## Stated goal
Reproduce the listing below exactly, minus its pictures.

════════

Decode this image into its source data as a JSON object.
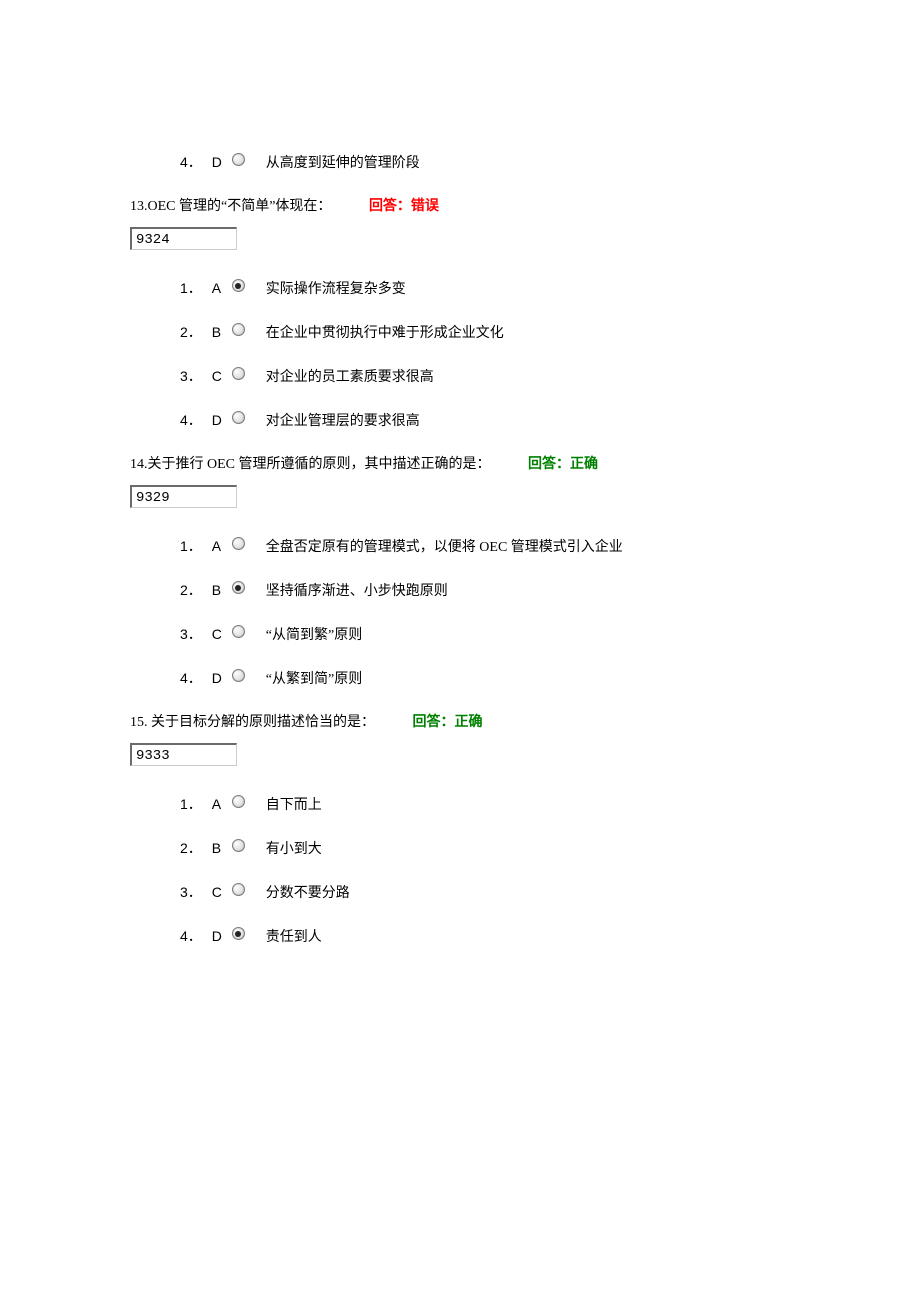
{
  "q12_partial": {
    "options": [
      {
        "num": "4．",
        "letter": "D",
        "text": "从高度到延伸的管理阶段",
        "selected": false
      }
    ]
  },
  "q13": {
    "number": "13.",
    "text": "OEC 管理的“不简单”体现在：",
    "answer_label": "回答：错误",
    "answer_status": "wrong",
    "id_value": "9324",
    "options": [
      {
        "num": "1．",
        "letter": "A",
        "text": "实际操作流程复杂多变",
        "selected": true
      },
      {
        "num": "2．",
        "letter": "B",
        "text": "在企业中贯彻执行中难于形成企业文化",
        "selected": false
      },
      {
        "num": "3．",
        "letter": "C",
        "text": "对企业的员工素质要求很高",
        "selected": false
      },
      {
        "num": "4．",
        "letter": "D",
        "text": "对企业管理层的要求很高",
        "selected": false
      }
    ]
  },
  "q14": {
    "number": "14.",
    "text": "关于推行 OEC 管理所遵循的原则，其中描述正确的是：",
    "answer_label": "回答：正确",
    "answer_status": "correct",
    "id_value": "9329",
    "options": [
      {
        "num": "1．",
        "letter": "A",
        "text": "全盘否定原有的管理模式，以便将 OEC 管理模式引入企业",
        "selected": false
      },
      {
        "num": "2．",
        "letter": "B",
        "text": "坚持循序渐进、小步快跑原则",
        "selected": true
      },
      {
        "num": "3．",
        "letter": "C",
        "text": "“从简到繁”原则",
        "selected": false
      },
      {
        "num": "4．",
        "letter": "D",
        "text": "“从繁到简”原则",
        "selected": false
      }
    ]
  },
  "q15": {
    "number": "15.",
    "text": " 关于目标分解的原则描述恰当的是：",
    "answer_label": "回答：正确",
    "answer_status": "correct",
    "id_value": "9333",
    "options": [
      {
        "num": "1．",
        "letter": "A",
        "text": "自下而上",
        "selected": false
      },
      {
        "num": "2．",
        "letter": "B",
        "text": "有小到大",
        "selected": false
      },
      {
        "num": "3．",
        "letter": "C",
        "text": "分数不要分路",
        "selected": false
      },
      {
        "num": "4．",
        "letter": "D",
        "text": "责任到人",
        "selected": true
      }
    ]
  }
}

════════

## Correct response
Decode this image into its source data as a JSON object.
{
  "q12_partial": {
    "options": [
      {
        "num": "4．",
        "letter": "D",
        "text": "从高度到延伸的管理阶段",
        "selected": false
      }
    ]
  },
  "q13": {
    "number": "13.",
    "text": "OEC 管理的“不简单”体现在：",
    "answer_label": "回答：错误",
    "answer_status": "wrong",
    "id_value": "9324",
    "options": [
      {
        "num": "1．",
        "letter": "A",
        "text": "实际操作流程复杂多变",
        "selected": true
      },
      {
        "num": "2．",
        "letter": "B",
        "text": "在企业中贯彻执行中难于形成企业文化",
        "selected": false
      },
      {
        "num": "3．",
        "letter": "C",
        "text": "对企业的员工素质要求很高",
        "selected": false
      },
      {
        "num": "4．",
        "letter": "D",
        "text": "对企业管理层的要求很高",
        "selected": false
      }
    ]
  },
  "q14": {
    "number": "14.",
    "text": "关于推行 OEC 管理所遵循的原则，其中描述正确的是：",
    "answer_label": "回答：正确",
    "answer_status": "correct",
    "id_value": "9329",
    "options": [
      {
        "num": "1．",
        "letter": "A",
        "text": "全盘否定原有的管理模式，以便将 OEC 管理模式引入企业",
        "selected": false
      },
      {
        "num": "2．",
        "letter": "B",
        "text": "坚持循序渐进、小步快跑原则",
        "selected": true
      },
      {
        "num": "3．",
        "letter": "C",
        "text": "“从简到繁”原则",
        "selected": false
      },
      {
        "num": "4．",
        "letter": "D",
        "text": "“从繁到简”原则",
        "selected": false
      }
    ]
  },
  "q15": {
    "number": "15.",
    "text": " 关于目标分解的原则描述恰当的是：",
    "answer_label": "回答：正确",
    "answer_status": "correct",
    "id_value": "9333",
    "options": [
      {
        "num": "1．",
        "letter": "A",
        "text": "自下而上",
        "selected": false
      },
      {
        "num": "2．",
        "letter": "B",
        "text": "有小到大",
        "selected": false
      },
      {
        "num": "3．",
        "letter": "C",
        "text": "分数不要分路",
        "selected": false
      },
      {
        "num": "4．",
        "letter": "D",
        "text": "责任到人",
        "selected": true
      }
    ]
  }
}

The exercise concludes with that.